- _GIVEN PROBLEM_
Can you write out all of the material below, word for word?

- _Stored data_
= = = = = = =
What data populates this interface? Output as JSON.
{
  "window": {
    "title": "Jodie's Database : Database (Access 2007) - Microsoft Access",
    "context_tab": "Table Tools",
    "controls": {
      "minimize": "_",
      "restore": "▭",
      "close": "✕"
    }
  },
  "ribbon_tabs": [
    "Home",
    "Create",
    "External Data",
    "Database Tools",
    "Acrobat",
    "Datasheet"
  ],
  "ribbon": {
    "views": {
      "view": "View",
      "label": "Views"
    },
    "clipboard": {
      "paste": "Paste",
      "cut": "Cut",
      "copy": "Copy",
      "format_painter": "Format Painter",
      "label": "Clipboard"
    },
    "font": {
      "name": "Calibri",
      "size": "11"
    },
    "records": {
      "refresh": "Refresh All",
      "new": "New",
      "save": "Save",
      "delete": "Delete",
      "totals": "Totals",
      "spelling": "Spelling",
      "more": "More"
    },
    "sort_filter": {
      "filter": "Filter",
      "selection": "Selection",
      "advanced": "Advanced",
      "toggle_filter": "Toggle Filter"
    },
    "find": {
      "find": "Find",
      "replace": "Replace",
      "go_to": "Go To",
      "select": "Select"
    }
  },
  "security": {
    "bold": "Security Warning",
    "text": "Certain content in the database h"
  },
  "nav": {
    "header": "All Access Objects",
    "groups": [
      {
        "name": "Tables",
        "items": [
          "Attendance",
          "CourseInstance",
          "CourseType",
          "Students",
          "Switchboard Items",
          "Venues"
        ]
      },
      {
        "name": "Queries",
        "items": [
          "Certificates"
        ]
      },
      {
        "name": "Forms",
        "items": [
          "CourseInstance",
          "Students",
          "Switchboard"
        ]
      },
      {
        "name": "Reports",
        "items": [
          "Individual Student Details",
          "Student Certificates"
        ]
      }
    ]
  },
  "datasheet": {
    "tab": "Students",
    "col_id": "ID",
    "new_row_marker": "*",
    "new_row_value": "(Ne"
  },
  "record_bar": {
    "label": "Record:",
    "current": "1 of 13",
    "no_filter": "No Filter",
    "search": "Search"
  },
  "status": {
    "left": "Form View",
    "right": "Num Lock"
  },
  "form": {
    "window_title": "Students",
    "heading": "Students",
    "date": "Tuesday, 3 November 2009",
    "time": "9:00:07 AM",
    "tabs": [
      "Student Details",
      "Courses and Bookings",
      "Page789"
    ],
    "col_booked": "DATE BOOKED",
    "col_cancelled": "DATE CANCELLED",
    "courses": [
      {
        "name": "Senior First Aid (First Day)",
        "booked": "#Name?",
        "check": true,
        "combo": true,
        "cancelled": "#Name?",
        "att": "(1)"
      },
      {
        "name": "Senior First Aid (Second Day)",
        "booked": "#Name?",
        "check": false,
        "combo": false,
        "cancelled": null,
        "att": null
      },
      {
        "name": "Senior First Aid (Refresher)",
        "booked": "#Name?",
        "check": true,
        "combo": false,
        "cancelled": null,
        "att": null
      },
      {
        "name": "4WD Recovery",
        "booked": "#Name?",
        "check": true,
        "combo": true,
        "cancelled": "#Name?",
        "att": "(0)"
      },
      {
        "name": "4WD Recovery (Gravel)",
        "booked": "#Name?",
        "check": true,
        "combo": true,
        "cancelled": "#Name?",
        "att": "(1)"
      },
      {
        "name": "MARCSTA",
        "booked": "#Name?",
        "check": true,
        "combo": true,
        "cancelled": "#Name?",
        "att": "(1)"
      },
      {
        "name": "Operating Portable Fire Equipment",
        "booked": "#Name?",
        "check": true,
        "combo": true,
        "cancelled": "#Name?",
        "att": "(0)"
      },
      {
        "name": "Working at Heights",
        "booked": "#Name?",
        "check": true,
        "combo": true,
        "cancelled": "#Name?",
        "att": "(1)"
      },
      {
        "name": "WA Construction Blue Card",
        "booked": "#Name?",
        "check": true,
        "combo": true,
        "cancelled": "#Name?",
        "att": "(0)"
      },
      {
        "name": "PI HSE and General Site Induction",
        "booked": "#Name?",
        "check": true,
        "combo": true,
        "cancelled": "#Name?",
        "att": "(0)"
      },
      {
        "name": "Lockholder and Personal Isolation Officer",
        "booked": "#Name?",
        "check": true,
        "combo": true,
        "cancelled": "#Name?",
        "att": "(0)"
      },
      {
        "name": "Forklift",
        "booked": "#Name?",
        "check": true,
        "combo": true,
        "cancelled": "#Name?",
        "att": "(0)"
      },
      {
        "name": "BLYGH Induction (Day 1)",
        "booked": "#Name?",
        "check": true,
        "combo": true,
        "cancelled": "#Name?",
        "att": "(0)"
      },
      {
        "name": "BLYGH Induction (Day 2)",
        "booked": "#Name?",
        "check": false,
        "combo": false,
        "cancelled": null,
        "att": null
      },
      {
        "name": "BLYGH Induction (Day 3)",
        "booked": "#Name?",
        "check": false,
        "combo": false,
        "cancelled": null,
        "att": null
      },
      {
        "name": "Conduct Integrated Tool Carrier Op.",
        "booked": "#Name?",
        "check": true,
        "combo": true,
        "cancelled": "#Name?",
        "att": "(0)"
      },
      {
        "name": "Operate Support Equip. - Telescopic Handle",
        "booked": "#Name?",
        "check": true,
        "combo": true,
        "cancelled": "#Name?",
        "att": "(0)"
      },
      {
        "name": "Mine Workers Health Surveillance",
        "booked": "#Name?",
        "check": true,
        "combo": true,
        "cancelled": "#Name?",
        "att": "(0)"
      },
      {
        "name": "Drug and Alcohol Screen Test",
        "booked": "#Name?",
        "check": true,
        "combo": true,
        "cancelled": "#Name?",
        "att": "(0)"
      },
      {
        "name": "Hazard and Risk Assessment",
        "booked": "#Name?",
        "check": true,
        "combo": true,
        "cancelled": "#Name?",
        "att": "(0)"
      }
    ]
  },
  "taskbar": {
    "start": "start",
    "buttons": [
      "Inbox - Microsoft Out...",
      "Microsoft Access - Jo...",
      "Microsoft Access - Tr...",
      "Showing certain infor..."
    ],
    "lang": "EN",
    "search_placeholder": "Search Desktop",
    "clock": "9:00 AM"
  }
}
= = = = = = =
- _IN RESPONSE_
What data populates this interface? Output as JSON.
{
  "window": {
    "title": "Jodie's Database : Database (Access 2007) - Microsoft Access",
    "context_tab": "Table Tools",
    "controls": {
      "minimize": "_",
      "restore": "▭",
      "close": "✕"
    }
  },
  "ribbon_tabs": [
    "Home",
    "Create",
    "External Data",
    "Database Tools",
    "Acrobat",
    "Datasheet"
  ],
  "ribbon": {
    "views": {
      "view": "View",
      "label": "Views"
    },
    "clipboard": {
      "paste": "Paste",
      "cut": "Cut",
      "copy": "Copy",
      "format_painter": "Format Painter",
      "label": "Clipboard"
    },
    "font": {
      "name": "Calibri",
      "size": "11"
    },
    "records": {
      "refresh": "Refresh All",
      "new": "New",
      "save": "Save",
      "delete": "Delete",
      "totals": "Totals",
      "spelling": "Spelling",
      "more": "More"
    },
    "sort_filter": {
      "filter": "Filter",
      "selection": "Selection",
      "advanced": "Advanced",
      "toggle_filter": "Toggle Filter"
    },
    "find": {
      "find": "Find",
      "replace": "Replace",
      "go_to": "Go To",
      "select": "Select"
    }
  },
  "security": {
    "bold": "Security Warning",
    "text": "Certain content in the database h"
  },
  "nav": {
    "header": "All Access Objects",
    "groups": [
      {
        "name": "Tables",
        "items": [
          "Attendance",
          "CourseInstance",
          "CourseType",
          "Students",
          "Switchboard Items",
          "Venues"
        ]
      },
      {
        "name": "Queries",
        "items": [
          "Certificates"
        ]
      },
      {
        "name": "Forms",
        "items": [
          "CourseInstance",
          "Students",
          "Switchboard"
        ]
      },
      {
        "name": "Reports",
        "items": [
          "Individual Student Details",
          "Student Certificates"
        ]
      }
    ]
  },
  "datasheet": {
    "tab": "Students",
    "col_id": "ID",
    "new_row_marker": "*",
    "new_row_value": "(Ne"
  },
  "record_bar": {
    "label": "Record:",
    "current": "1 of 13",
    "no_filter": "No Filter",
    "search": "Search"
  },
  "status": {
    "left": "Form View",
    "right": "Num Lock"
  },
  "form": {
    "window_title": "Students",
    "heading": "Students",
    "date": "Tuesday, 3 November 2009",
    "time": "9:00:07 AM",
    "tabs": [
      "Student Details",
      "Courses and Bookings",
      "Page789"
    ],
    "col_booked": "DATE BOOKED",
    "col_cancelled": "DATE CANCELLED",
    "courses": [
      {
        "name": "Senior First Aid (First Day)",
        "booked": "#Name?",
        "check": true,
        "combo": true,
        "cancelled": "#Name?",
        "att": "(1)"
      },
      {
        "name": "Senior First Aid (Second Day)",
        "booked": "#Name?",
        "check": false,
        "combo": false,
        "cancelled": null,
        "att": null
      },
      {
        "name": "Senior First Aid (Refresher)",
        "booked": "#Name?",
        "check": true,
        "combo": false,
        "cancelled": null,
        "att": null
      },
      {
        "name": "4WD Recovery",
        "booked": "#Name?",
        "check": true,
        "combo": true,
        "cancelled": "#Name?",
        "att": "(0)"
      },
      {
        "name": "4WD Recovery (Gravel)",
        "booked": "#Name?",
        "check": true,
        "combo": true,
        "cancelled": "#Name?",
        "att": "(1)"
      },
      {
        "name": "MARCSTA",
        "booked": "#Name?",
        "check": true,
        "combo": true,
        "cancelled": "#Name?",
        "att": "(1)"
      },
      {
        "name": "Operating Portable Fire Equipment",
        "booked": "#Name?",
        "check": true,
        "combo": true,
        "cancelled": "#Name?",
        "att": "(0)"
      },
      {
        "name": "Working at Heights",
        "booked": "#Name?",
        "check": true,
        "combo": true,
        "cancelled": "#Name?",
        "att": "(1)"
      },
      {
        "name": "WA Construction Blue Card",
        "booked": "#Name?",
        "check": true,
        "combo": true,
        "cancelled": "#Name?",
        "att": "(0)"
      },
      {
        "name": "PI HSE and General Site Induction",
        "booked": "#Name?",
        "check": true,
        "combo": true,
        "cancelled": "#Name?",
        "att": "(0)"
      },
      {
        "name": "Lockholder and Personal Isolation Officer",
        "booked": "#Name?",
        "check": true,
        "combo": true,
        "cancelled": "#Name?",
        "att": "(0)"
      },
      {
        "name": "Forklift",
        "booked": "#Name?",
        "check": true,
        "combo": true,
        "cancelled": "#Name?",
        "att": "(0)"
      },
      {
        "name": "BLYGH Induction (Day 1)",
        "booked": "#Name?",
        "check": true,
        "combo": true,
        "cancelled": "#Name?",
        "att": "(0)"
      },
      {
        "name": "BLYGH Induction (Day 2)",
        "booked": "#Name?",
        "check": false,
        "combo": false,
        "cancelled": null,
        "att": null
      },
      {
        "name": "BLYGH Induction (Day 3)",
        "booked": "#Name?",
        "check": false,
        "combo": false,
        "cancelled": null,
        "att": null
      },
      {
        "name": "Conduct Integrated Tool Carrier Op.",
        "booked": "#Name?",
        "check": true,
        "combo": true,
        "cancelled": "#Name?",
        "att": "(0)"
      },
      {
        "name": "Operate Support Equip. - Telescopic Handle",
        "booked": "#Name?",
        "check": true,
        "combo": true,
        "cancelled": "#Name?",
        "att": "(0)"
      },
      {
        "name": "Mine Workers Health Surveillance",
        "booked": "#Name?",
        "check": true,
        "combo": true,
        "cancelled": "#Name?",
        "att": "(0)"
      },
      {
        "name": "Drug and Alcohol Screen Test",
        "booked": "#Name?",
        "check": true,
        "combo": true,
        "cancelled": "#Name?",
        "att": "(0)"
      },
      {
        "name": "Hazard and Risk Assessment",
        "booked": "#Name?",
        "check": true,
        "combo": true,
        "cancelled": "#Name?",
        "att": "(0)"
      }
    ]
  },
  "taskbar": {
    "start": "start",
    "buttons": [
      "Inbox - Microsoft Out...",
      "Microsoft Access - Jo...",
      "Microsoft Access - Tr...",
      "Showing certain infor..."
    ],
    "lang": "EN",
    "search_placeholder": "Search Desktop",
    "clock": "9:00 AM"
  }
}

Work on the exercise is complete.